§ Selected extract:
.....
Irish and Italians make beautiful babies

so my parents didn't hesitate to plan The Big Meet once Michael and i got engaged. in all our eight years together, not even our parents had met. this seems strange to some, but our families lived over two hours apart and really, until you're engaged, what's the sense in having families meet? because either 1) they hate each other and make life miserable for the both of you or 2) they love each other and make life miserable for the both of you.

anyway. this is the preparation that took place before The Big Meet:

- intensive menu planning (mom opted for hot and cold hors d'oeuvres due to the size of the party)
- repainting of the front door (dad opted for a color called Sassy Red or something like that)
- fixing of the power room toilet (it needed some help flushing properly)
- purchasing of enough square and triangular plates to serve an army (can never be too prepared)
- approximately twelve trips to the grocery store
- the mixing and rolling of eight hundred Swedish meatballs
- two scrubbings of the kitchen floor (once on Friday by the cleaning lady, once on Saturday morning by dad, after mom finished cooking)
- lots of stashing and hiding of the papers and magazines and odds and ends that have no real home other than various countertops

there was, however, absolutely no freaking out by me or by either of my parents. this, i did not expect. i was prepared for an utter meltdown by one of us - that's just how we roll - but i am proud and relieved to say that we all held it together.

this is what it was like when Michael's family arrived, in a caravan of three cars carrying twelve adults and one baby: a steady stream of individuals coming up the front walk and kissing both my mother and me as they entered the house, one by one, each holding a fruit arrangement, a bottle of wine or a box of pastry.

i know all of them, i see all of them on a regular basis, and even i didn't think the parade would end.

my parents assigned Michael and i the roles of host and hostess (ie waiter and waitress) so that they could mix and mingle and get to know my future in-laws. this was an excellent idea, as my parents rarely get to enjoy themselves at their own shindigs. so we kept the food coming and the drinks flowing and i had two-second conversations with everyone present.

(my side of the family showed up about 15 minutes after Michael's. my contingency included my Uncle Tim, Aunt Joanne, cousin Alayne and her boyfriend Matt - and i believe felt like they walked into the wrong house. our get-togethers are typically mellow, decorous, small. this, by comparison, was like a KISS concert.)
.....
Raw records:
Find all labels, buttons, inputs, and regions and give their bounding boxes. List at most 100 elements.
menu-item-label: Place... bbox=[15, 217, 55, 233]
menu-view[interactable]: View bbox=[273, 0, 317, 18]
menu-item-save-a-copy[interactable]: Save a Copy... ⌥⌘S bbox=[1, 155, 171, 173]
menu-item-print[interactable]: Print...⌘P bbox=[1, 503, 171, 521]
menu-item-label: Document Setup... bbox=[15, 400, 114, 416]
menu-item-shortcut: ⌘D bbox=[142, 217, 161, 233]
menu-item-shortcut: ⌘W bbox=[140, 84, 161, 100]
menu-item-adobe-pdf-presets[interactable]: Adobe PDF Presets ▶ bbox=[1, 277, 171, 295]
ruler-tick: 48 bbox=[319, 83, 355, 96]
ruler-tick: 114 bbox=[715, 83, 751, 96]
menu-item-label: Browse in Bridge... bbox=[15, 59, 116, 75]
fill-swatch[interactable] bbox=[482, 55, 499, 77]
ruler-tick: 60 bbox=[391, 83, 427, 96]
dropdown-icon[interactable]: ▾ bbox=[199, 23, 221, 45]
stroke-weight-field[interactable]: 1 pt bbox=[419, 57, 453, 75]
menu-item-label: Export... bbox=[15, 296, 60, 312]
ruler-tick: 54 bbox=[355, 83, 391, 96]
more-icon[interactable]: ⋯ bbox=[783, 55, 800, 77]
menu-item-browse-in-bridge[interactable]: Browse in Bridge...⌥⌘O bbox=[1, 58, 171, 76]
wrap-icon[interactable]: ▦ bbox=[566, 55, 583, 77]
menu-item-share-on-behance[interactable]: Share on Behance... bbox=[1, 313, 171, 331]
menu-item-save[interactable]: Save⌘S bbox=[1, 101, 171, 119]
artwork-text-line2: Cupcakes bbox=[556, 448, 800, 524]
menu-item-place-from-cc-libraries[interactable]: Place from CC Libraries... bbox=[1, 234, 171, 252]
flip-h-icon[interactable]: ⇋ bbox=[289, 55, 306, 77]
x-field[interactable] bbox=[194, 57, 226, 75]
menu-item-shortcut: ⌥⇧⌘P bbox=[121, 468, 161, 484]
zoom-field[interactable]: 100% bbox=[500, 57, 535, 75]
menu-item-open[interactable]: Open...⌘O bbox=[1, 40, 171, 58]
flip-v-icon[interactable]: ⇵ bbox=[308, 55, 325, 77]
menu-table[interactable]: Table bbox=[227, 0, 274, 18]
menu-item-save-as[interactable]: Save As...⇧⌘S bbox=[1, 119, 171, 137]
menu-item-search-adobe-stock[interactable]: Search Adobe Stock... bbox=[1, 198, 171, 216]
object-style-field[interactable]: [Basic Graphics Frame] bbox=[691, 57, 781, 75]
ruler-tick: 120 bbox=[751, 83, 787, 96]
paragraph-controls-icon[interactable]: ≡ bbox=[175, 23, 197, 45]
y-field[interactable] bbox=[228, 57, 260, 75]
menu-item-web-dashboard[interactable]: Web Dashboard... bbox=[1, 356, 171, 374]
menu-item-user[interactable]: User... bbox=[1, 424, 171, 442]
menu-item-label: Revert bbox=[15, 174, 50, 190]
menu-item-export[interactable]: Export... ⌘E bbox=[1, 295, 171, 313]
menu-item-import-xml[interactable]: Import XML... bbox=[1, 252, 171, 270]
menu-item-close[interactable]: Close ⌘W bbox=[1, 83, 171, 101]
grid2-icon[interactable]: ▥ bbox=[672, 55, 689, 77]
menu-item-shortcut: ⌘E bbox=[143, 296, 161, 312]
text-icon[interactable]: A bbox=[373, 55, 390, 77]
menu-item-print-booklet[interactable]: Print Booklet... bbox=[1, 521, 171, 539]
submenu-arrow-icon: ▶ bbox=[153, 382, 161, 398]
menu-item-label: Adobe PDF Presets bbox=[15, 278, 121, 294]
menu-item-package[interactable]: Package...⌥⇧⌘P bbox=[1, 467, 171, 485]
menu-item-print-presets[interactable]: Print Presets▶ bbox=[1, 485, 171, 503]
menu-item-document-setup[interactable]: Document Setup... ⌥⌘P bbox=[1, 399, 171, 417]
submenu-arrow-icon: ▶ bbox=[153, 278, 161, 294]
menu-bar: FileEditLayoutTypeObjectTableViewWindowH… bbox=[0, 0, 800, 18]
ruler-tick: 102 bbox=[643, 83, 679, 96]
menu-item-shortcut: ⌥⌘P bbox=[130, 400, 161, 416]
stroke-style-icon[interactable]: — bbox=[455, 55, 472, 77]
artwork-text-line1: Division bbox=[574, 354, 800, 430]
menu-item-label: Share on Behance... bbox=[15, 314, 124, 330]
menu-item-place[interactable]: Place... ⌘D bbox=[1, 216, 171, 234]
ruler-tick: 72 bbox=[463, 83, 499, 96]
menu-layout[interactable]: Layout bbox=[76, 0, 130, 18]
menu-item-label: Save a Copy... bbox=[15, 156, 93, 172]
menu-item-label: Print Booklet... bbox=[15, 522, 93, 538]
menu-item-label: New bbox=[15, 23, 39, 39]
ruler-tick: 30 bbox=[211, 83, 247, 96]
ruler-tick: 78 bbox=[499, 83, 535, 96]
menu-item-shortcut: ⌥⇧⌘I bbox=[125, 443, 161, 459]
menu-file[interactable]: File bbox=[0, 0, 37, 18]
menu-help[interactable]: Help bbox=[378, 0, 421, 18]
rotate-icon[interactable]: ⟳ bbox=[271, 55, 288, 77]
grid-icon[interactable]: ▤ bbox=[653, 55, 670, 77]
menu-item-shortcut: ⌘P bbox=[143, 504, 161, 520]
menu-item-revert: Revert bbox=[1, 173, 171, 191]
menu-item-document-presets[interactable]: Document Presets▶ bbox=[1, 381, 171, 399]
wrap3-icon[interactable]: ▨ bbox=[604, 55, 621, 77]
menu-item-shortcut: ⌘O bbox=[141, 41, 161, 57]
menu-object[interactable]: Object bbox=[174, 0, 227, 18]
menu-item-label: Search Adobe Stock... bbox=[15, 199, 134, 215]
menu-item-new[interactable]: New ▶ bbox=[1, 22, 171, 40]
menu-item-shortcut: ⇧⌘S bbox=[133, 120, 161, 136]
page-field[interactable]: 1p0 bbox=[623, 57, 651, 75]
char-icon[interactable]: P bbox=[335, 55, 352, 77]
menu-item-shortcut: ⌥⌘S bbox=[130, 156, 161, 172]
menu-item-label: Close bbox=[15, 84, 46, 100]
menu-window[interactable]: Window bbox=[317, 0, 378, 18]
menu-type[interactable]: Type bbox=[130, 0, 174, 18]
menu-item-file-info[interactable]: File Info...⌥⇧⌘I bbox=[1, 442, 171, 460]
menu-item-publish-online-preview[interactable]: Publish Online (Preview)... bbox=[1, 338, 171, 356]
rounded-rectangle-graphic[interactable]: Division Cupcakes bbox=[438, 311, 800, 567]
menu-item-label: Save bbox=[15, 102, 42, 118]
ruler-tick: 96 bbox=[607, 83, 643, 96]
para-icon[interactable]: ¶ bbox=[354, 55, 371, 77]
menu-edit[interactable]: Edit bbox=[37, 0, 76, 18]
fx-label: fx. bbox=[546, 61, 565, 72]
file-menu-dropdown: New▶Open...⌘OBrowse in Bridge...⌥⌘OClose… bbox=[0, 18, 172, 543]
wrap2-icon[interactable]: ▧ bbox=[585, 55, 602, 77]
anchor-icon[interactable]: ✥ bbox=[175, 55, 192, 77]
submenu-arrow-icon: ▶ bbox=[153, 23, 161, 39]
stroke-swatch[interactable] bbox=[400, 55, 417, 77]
.....
§ Problems to solve:
1 - Answer these questions using the account of The Big Meet.
(a) How far apart did the two families live?
(b) How many Swedish meatballs were mixed and rolled?
(c) How many cars, adults and babies arrived with Michael's family?
2 - Quote everything in the records from the start down to the line containing "menu-item-shortcut: ⌘W bbox=[140, 84, 161, 100]", with both ends included.

§ Results for each task:
1 -
(a) Over two hours apart.
(b) Eight hundred.
(c) Three cars, twelve adults and one baby.

2 -
Find all labels, buttons, inputs, and regions and give their bounding boxes. List at most 100 elements.
menu-item-label: Place... bbox=[15, 217, 55, 233]
menu-view[interactable]: View bbox=[273, 0, 317, 18]
menu-item-save-a-copy[interactable]: Save a Copy... ⌥⌘S bbox=[1, 155, 171, 173]
menu-item-print[interactable]: Print...⌘P bbox=[1, 503, 171, 521]
menu-item-label: Document Setup... bbox=[15, 400, 114, 416]
menu-item-shortcut: ⌘D bbox=[142, 217, 161, 233]
menu-item-shortcut: ⌘W bbox=[140, 84, 161, 100]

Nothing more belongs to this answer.